Given task
Print the records verbatim from their first line through the line that contains "- legend-label: 15", including both of those lines.

Stored records
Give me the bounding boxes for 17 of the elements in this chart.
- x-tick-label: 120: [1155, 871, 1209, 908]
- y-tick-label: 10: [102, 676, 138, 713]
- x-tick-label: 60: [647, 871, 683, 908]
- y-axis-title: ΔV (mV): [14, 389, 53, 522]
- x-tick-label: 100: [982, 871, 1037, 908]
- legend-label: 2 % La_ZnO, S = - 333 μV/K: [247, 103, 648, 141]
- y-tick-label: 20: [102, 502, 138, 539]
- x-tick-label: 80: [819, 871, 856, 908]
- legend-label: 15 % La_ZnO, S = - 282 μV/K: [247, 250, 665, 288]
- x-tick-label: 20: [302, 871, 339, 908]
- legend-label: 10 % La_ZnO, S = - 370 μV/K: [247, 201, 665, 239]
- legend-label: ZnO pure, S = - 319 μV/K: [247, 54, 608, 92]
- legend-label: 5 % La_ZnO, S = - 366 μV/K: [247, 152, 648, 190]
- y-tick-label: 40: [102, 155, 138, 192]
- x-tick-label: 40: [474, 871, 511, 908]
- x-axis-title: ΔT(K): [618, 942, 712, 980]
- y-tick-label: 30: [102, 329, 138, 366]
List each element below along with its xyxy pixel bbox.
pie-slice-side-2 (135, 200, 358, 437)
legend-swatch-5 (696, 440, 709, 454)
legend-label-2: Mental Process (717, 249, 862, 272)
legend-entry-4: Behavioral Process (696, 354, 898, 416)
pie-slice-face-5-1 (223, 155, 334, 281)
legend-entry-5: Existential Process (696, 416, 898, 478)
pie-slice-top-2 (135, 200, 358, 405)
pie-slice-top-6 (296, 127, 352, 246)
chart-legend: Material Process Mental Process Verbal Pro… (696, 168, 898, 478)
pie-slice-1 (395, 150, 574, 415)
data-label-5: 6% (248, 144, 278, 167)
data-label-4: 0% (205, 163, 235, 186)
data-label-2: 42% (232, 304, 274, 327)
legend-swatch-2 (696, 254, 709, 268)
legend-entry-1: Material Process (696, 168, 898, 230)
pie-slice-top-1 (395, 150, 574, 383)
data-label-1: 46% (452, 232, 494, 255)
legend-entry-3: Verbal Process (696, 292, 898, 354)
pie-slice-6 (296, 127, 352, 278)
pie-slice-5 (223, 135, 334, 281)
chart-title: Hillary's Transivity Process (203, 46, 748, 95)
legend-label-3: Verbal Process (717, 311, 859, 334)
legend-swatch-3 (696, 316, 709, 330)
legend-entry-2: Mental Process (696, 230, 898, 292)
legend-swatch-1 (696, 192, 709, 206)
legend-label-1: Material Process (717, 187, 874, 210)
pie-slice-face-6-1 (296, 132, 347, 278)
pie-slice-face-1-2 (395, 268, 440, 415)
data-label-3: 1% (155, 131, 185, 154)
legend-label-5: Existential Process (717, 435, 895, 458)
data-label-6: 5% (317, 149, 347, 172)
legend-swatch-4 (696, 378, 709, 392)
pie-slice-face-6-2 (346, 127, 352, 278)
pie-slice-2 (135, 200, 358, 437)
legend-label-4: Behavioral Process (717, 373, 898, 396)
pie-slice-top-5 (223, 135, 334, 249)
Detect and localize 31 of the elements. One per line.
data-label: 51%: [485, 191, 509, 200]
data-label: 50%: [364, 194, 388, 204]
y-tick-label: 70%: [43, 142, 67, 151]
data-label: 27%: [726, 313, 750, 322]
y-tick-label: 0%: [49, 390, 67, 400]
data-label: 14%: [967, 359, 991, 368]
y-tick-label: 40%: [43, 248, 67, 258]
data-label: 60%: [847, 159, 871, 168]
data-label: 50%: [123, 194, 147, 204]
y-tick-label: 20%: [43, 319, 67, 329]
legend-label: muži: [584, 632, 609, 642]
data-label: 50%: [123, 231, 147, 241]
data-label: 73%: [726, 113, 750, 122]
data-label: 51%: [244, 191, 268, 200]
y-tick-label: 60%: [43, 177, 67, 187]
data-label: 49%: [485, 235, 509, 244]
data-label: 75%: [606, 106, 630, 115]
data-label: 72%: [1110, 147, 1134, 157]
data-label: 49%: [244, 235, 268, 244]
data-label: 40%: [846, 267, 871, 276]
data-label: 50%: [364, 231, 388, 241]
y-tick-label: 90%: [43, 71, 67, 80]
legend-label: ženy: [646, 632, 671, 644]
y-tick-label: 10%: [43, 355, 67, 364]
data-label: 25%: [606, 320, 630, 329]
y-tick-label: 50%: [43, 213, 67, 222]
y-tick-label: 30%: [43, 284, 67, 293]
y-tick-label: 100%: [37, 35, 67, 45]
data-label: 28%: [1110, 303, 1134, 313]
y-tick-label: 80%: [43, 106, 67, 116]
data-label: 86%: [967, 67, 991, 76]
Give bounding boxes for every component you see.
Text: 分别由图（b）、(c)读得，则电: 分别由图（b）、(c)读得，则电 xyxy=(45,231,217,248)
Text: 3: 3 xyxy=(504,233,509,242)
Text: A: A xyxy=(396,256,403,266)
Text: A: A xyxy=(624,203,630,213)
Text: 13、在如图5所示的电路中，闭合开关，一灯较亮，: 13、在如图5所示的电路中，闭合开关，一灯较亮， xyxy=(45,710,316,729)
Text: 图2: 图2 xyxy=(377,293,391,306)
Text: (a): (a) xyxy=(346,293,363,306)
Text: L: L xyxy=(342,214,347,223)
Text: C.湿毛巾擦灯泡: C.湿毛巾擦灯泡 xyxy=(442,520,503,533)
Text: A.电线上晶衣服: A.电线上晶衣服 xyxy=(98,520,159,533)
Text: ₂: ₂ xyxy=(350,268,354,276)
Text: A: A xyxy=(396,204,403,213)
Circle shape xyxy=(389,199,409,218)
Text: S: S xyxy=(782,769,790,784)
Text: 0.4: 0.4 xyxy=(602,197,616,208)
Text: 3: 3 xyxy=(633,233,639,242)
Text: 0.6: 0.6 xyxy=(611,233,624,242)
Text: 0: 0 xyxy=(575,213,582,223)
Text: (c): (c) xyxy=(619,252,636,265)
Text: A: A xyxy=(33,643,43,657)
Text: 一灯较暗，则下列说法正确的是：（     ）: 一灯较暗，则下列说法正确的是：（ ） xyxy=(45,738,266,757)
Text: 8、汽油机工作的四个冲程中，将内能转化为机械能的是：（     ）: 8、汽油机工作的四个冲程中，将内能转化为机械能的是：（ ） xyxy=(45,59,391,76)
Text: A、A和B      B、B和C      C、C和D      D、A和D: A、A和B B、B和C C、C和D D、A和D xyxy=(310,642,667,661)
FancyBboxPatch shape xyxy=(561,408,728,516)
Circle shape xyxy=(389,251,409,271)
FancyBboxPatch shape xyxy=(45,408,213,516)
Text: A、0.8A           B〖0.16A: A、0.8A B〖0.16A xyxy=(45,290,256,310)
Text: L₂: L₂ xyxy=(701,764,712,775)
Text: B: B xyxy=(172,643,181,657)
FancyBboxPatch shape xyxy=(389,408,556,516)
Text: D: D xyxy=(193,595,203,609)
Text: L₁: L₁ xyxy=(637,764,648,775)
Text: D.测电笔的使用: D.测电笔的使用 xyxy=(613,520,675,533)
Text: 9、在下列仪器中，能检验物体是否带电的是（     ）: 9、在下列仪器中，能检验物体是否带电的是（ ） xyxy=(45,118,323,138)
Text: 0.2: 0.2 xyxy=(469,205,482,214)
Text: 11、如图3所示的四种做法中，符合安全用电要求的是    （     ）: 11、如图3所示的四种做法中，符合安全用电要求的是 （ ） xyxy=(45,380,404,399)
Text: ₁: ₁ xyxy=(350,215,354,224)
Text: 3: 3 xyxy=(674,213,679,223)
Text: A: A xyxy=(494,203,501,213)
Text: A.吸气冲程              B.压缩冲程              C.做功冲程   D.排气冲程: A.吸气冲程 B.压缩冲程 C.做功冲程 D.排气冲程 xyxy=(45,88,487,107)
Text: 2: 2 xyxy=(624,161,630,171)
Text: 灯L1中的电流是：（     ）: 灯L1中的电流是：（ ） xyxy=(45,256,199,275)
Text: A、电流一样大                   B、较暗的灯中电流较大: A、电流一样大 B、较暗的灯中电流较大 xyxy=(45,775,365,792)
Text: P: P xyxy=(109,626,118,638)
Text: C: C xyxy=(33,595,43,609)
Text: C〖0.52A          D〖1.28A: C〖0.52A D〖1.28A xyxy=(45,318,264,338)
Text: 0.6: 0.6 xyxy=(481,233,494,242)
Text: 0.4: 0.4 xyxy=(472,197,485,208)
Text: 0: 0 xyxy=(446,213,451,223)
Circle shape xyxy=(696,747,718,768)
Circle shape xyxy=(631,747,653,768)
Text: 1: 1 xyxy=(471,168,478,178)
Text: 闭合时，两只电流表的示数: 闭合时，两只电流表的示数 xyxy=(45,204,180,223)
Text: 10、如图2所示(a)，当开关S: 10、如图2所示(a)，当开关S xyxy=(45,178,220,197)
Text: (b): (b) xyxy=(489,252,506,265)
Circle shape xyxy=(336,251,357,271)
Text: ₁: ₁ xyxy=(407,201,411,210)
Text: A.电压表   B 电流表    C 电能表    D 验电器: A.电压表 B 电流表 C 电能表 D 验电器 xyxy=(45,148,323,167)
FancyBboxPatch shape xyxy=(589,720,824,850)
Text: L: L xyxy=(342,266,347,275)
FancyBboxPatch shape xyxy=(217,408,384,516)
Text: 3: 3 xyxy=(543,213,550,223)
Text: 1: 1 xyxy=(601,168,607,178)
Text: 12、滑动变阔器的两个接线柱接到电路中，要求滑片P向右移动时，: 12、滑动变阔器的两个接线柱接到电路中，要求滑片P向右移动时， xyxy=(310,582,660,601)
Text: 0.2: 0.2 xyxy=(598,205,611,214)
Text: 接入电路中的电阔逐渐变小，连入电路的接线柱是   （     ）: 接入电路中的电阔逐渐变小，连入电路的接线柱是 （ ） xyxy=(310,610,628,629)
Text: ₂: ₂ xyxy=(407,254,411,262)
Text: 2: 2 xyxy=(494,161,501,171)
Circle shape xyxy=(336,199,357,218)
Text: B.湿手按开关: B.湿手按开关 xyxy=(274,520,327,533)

Result of the exercise
Give me the bounding boxes for 17 of the elements in this chart.
- x-tick-label: 120: [1155, 871, 1209, 908]
- y-tick-label: 10: [102, 676, 138, 713]
- x-tick-label: 60: [647, 871, 683, 908]
- y-axis-title: ΔV (mV): [14, 389, 53, 522]
- x-tick-label: 100: [982, 871, 1037, 908]
- legend-label: 2 % La_ZnO, S = - 333 μV/K: [247, 103, 648, 141]
- y-tick-label: 20: [102, 502, 138, 539]
- x-tick-label: 80: [819, 871, 856, 908]
- legend-label: 15 % La_ZnO, S = - 282 μV/K: [247, 250, 665, 288]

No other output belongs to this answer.